Action item
What lines in the records include the string "image"? Return each one.

-- Opening Marker --

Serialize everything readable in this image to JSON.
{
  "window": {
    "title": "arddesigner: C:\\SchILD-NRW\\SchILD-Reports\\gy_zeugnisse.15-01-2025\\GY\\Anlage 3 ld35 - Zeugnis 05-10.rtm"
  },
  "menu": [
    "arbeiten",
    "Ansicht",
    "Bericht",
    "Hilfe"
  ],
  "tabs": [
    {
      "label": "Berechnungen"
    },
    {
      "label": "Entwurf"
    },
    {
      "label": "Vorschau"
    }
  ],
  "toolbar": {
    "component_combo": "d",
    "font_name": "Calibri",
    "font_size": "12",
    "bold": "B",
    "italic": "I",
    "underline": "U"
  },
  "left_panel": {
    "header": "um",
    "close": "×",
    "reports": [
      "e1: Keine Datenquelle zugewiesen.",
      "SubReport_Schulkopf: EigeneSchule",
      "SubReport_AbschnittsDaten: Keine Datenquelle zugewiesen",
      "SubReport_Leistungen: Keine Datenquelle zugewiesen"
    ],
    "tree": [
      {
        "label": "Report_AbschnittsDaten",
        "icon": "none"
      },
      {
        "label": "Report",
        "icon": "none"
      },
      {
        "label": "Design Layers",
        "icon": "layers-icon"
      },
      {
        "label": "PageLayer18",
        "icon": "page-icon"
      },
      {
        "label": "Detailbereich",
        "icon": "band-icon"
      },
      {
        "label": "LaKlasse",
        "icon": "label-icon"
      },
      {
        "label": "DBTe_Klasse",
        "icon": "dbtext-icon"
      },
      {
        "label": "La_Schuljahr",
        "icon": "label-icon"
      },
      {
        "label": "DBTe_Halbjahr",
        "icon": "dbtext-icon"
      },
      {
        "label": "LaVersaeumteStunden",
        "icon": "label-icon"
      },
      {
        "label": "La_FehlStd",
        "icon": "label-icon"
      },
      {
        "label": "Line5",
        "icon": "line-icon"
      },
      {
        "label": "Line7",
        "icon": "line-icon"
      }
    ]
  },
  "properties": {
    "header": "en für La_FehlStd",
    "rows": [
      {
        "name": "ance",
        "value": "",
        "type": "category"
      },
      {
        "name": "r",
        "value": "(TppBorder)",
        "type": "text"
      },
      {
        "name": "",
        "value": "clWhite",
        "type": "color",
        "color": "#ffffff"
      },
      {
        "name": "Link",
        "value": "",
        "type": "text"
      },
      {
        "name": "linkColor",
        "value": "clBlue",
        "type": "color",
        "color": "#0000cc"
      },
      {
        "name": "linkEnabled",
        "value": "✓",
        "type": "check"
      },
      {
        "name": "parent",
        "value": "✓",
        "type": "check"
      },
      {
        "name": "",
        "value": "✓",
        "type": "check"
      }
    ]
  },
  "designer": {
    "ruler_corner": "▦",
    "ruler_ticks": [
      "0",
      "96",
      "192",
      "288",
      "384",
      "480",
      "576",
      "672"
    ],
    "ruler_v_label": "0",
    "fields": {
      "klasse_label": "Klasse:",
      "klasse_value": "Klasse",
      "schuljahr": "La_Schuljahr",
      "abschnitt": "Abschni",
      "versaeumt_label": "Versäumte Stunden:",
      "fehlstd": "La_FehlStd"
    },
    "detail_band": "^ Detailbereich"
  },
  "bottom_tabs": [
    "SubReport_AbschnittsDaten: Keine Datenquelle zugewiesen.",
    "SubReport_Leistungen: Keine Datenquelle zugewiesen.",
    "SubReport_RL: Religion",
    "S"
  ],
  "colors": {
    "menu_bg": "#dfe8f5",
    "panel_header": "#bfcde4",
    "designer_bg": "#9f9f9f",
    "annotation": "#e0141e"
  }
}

-- Closing Marker --
-- Opening Marker --

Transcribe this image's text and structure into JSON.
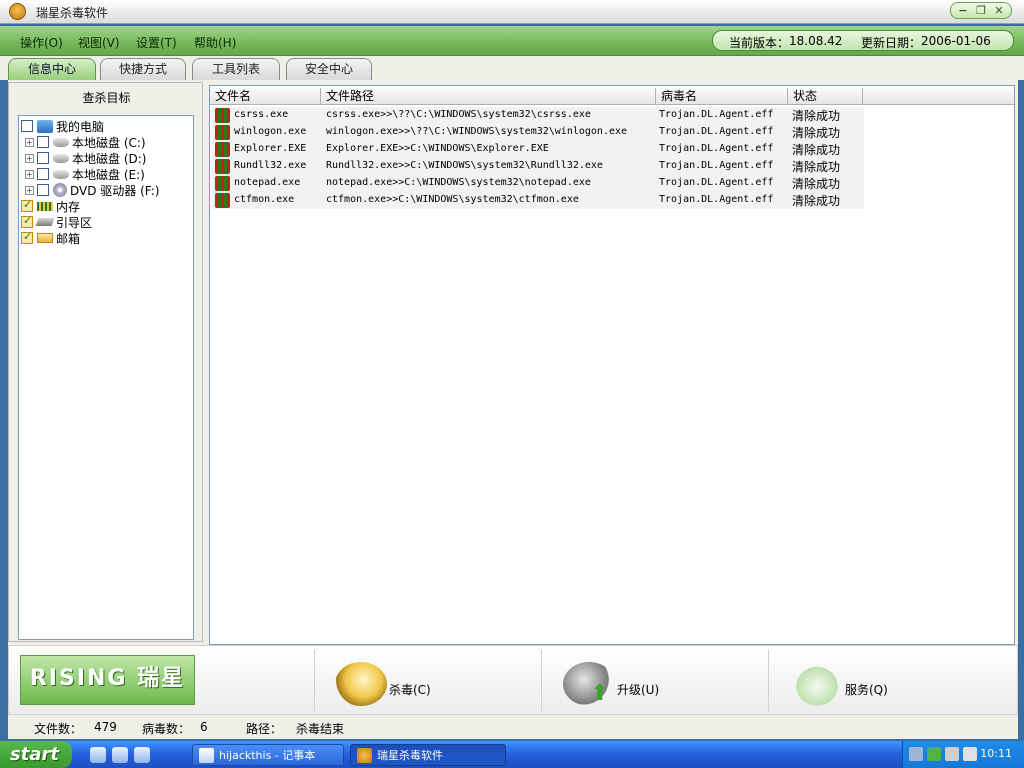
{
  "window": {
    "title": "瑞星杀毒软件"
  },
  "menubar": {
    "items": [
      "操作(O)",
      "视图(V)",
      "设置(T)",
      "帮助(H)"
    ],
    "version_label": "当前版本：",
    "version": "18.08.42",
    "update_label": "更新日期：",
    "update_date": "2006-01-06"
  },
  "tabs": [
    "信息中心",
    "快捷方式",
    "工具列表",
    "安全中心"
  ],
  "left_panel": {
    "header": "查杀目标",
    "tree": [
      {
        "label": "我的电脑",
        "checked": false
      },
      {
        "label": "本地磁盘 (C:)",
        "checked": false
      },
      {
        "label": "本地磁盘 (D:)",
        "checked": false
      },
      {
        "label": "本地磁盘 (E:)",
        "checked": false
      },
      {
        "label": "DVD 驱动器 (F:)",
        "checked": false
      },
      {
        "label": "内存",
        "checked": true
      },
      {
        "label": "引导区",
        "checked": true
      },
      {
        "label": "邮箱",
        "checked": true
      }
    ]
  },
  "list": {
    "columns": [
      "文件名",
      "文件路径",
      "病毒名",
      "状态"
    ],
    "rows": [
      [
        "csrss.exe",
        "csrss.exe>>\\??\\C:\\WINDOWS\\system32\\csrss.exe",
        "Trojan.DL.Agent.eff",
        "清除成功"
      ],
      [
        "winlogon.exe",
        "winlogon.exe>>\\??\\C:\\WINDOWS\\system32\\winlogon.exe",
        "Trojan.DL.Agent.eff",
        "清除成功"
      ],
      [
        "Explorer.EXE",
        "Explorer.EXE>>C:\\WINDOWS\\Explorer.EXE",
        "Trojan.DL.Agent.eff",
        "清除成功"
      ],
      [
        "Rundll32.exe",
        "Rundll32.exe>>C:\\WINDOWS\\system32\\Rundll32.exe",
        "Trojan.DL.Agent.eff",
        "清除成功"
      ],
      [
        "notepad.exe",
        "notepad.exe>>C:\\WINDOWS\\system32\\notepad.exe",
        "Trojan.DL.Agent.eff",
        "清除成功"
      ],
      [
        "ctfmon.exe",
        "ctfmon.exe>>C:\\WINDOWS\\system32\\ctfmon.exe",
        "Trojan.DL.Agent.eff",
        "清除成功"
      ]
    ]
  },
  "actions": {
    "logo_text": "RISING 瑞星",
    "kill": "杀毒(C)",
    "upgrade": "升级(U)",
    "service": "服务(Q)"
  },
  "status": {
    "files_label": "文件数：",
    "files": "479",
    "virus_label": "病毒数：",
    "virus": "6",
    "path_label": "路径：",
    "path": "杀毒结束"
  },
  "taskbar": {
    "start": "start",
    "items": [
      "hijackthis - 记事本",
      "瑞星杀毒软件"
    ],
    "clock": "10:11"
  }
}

-- Closing Marker --

Task answer
Serialize everything readable in this image to JSON.
Transcribe this image's text and structure into JSON.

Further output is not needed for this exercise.